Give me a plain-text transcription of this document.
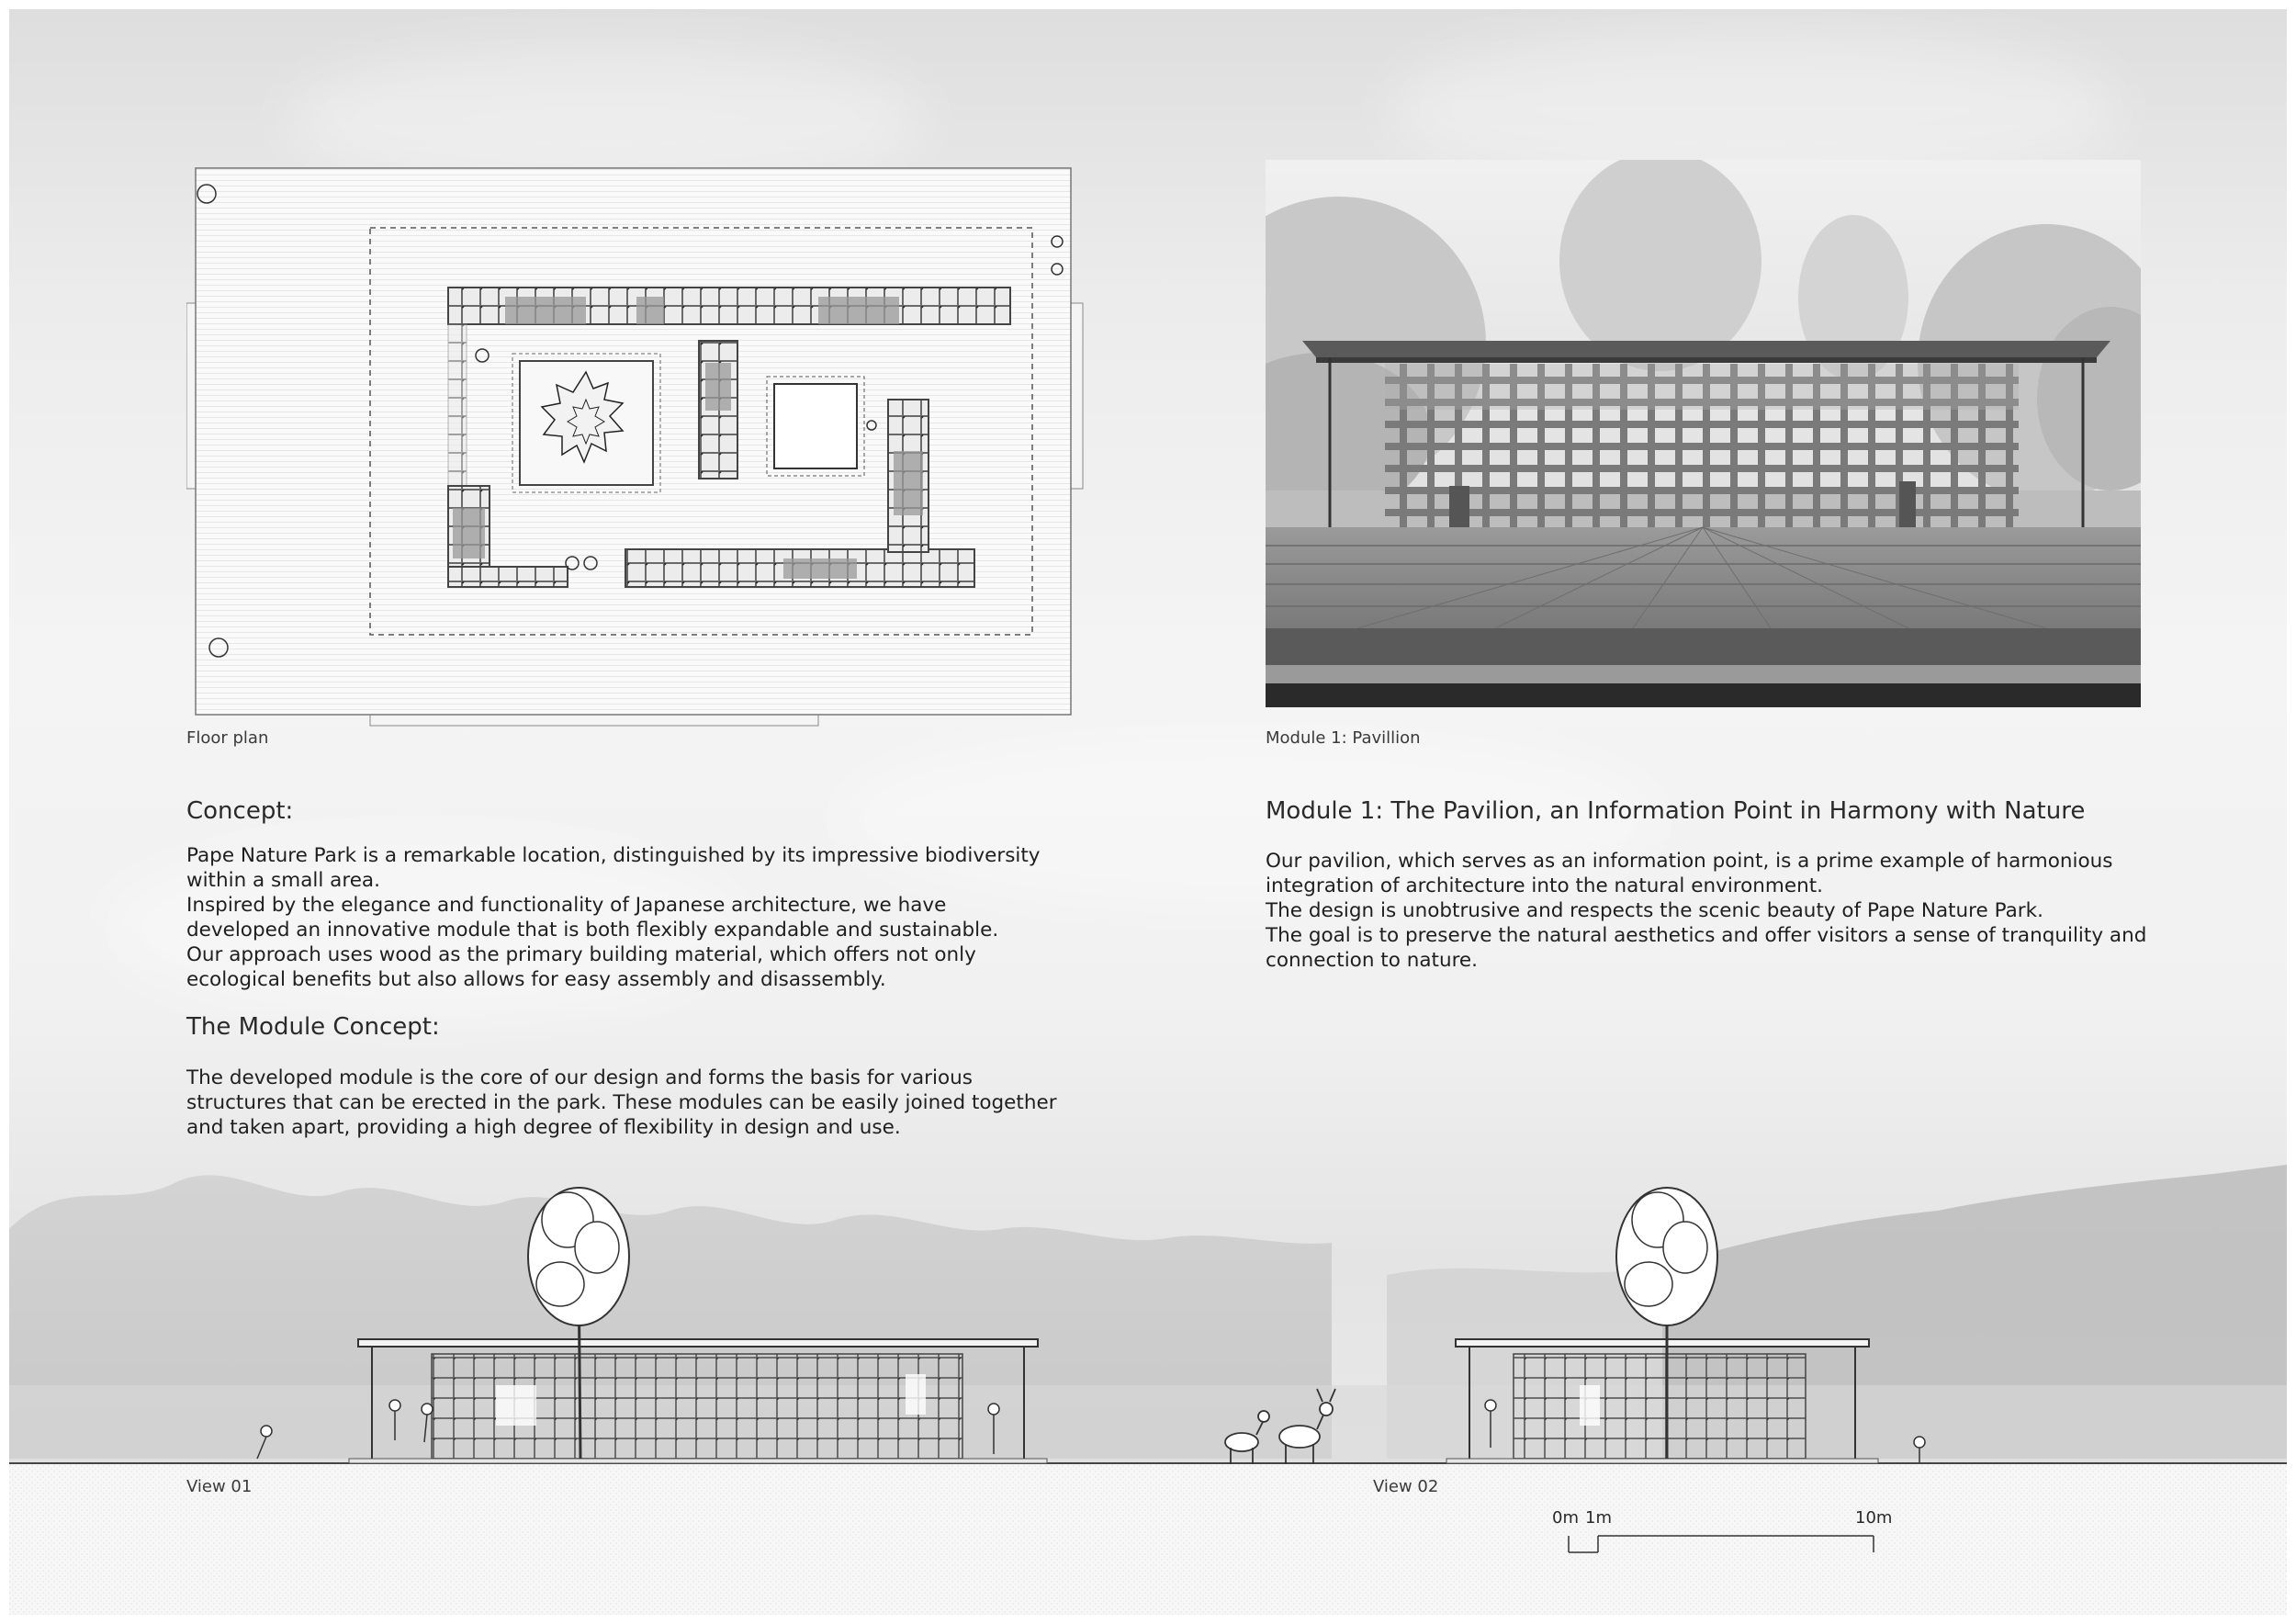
Floor plan	Module 1: Pavillion
Concept:
Pape Nature Park is a remarkable location, distinguished by its impressive biodiversity
within a small area.
Inspired by the elegance and functionality of Japanese architecture, we have
developed an innovative module that is both flexibly expandable and sustainable.
Our approach uses wood as the primary building material, which offers not only
ecological benefits but also allows for easy assembly and disassembly.
The Module Concept:
The developed module is the core of our design and forms the basis for various
structures that can be erected in the park. These modules can be easily joined together
and taken apart, providing a high degree of flexibility in design and use.
Module 1: The Pavilion, an Information Point in Harmony with Nature
Our pavilion, which serves as an information point, is a prime example of harmonious
integration of architecture into the natural environment.
The design is unobtrusive and respects the scenic beauty of Pape Nature Park.
The goal is to preserve the natural aesthetics and offer visitors a sense of tranquility and
connection to nature.
View 01	View 02
0m 1m	10m
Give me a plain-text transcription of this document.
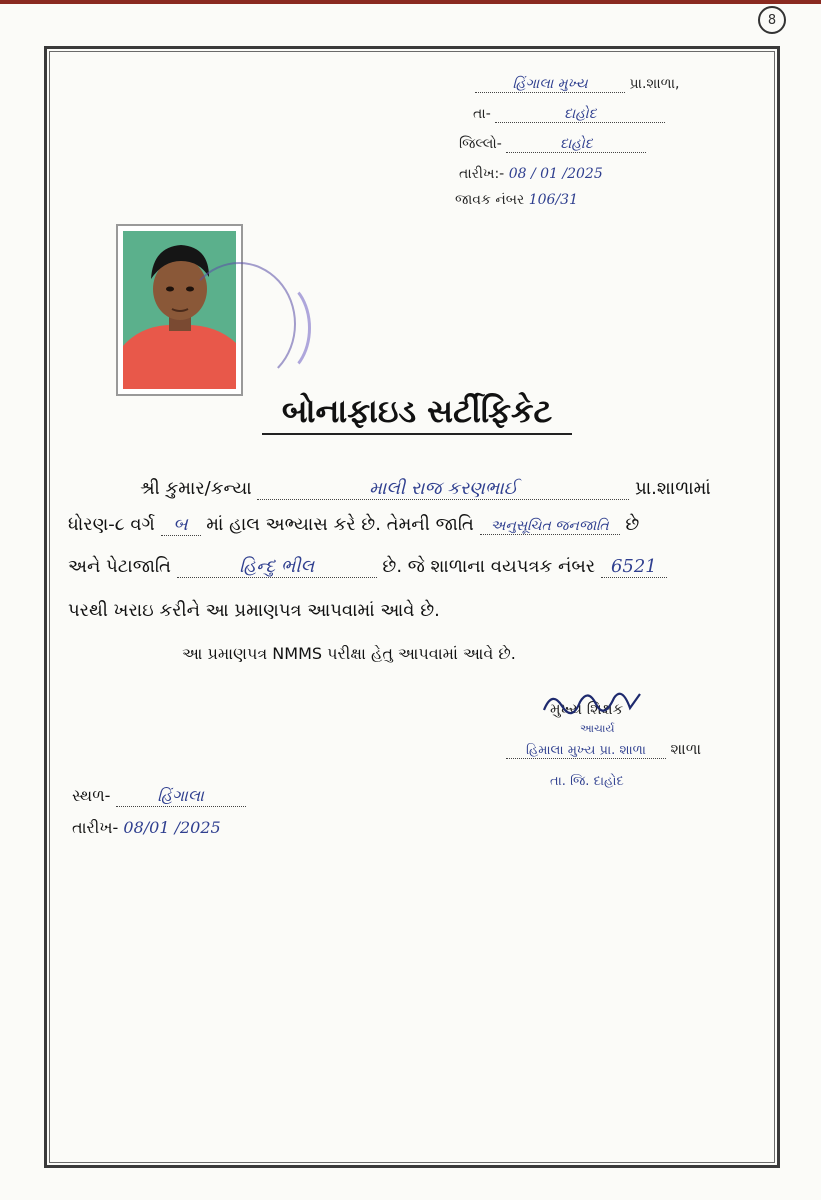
8
હિંગાલા મુખ્ય	પ્રા.શાળા,
તા-	દાહોદ
જિલ્લો-	દાહોદ
તારીખ:- 08 / 01 /2025
જાવક નંબર 106/31
બોનાફાઇડ સર્ટીફિકેટ
શ્રી કુમાર/કન્યા	માલી રાજ કરણભાઈ	પ્રા.શાળામાં
ધોરણ-૮ વર્ગ બ માં હાલ અભ્યાસ કરે છે. તેમની જાતિ અનુસૂચિત જનજાતિ છે
અને પેટાજાતિ	હિન્દુ ભીલ	છે. જે શાળાના વયપત્રક નંબર 6521
પરથી ખરાઇ કરીને આ પ્રમાણપત્ર આપવામાં આવે છે.
આ પ્રમાણપત્ર NMMS પરીક્ષા હેતુ આપવામાં આવે છે.
મુખ્ય શિક્ષક
આચાર્ય
હિમાલા મુખ્ય પ્રા. શાળા શાળા
તા. જિ. દાહોદ
સ્થળ-	હિંગાલા
તારીખ- 08/01 /2025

» WHAT TO PRODUCE: Output the entries above exactly, without their pictures.

» ANSWER TO THIS EXERCISE:
Give me a plain-text transcription of this document.
Floor plan	Module 1: Pavillion
Concept:
Pape Nature Park is a remarkable location, distinguished by its impressive biodiversity
within a small area.
Inspired by the elegance and functionality of Japanese architecture, we have
developed an innovative module that is both flexibly expandable and sustainable.
Our approach uses wood as the primary building material, which offers not only
ecological benefits but also allows for easy assembly and disassembly.
The Module Concept:
The developed module is the core of our design and forms the basis for various
structures that can be erected in the park. These modules can be easily joined together
and taken apart, providing a high degree of flexibility in design and use.
Module 1: The Pavilion, an Information Point in Harmony with Nature
Our pavilion, which serves as an information point, is a prime example of harmonious
integration of architecture into the natural environment.
The design is unobtrusive and respects the scenic beauty of Pape Nature Park.
The goal is to preserve the natural aesthetics and offer visitors a sense of tranquility and
connection to nature.
View 01	View 02
0m 1m	10m
Give me a plain-text transcription of this document.
8
હિંગાલા મુખ્ય	પ્રા.શાળા,
તા-	દાહોદ
જિલ્લો-	દાહોદ
તારીખ:- 08 / 01 /2025
જાવક નંબર 106/31
બોનાફાઇડ સર્ટીફિકેટ
શ્રી કુમાર/કન્યા	માલી રાજ કરણભાઈ	પ્રા.શાળામાં
ધોરણ-૮ વર્ગ બ માં હાલ અભ્યાસ કરે છે. તેમની જાતિ અનુસૂચિત જનજાતિ છે
અને પેટાજાતિ	હિન્દુ ભીલ	છે. જે શાળાના વયપત્રક નંબર 6521
પરથી ખરાઇ કરીને આ પ્રમાણપત્ર આપવામાં આવે છે.
આ પ્રમાણપત્ર NMMS પરીક્ષા હેતુ આપવામાં આવે છે.
મુખ્ય શિક્ષક
આચાર્ય
હિમાલા મુખ્ય પ્રા. શાળા શાળા
તા. જિ. દાહોદ
સ્થળ-	હિંગાલા
તારીખ- 08/01 /2025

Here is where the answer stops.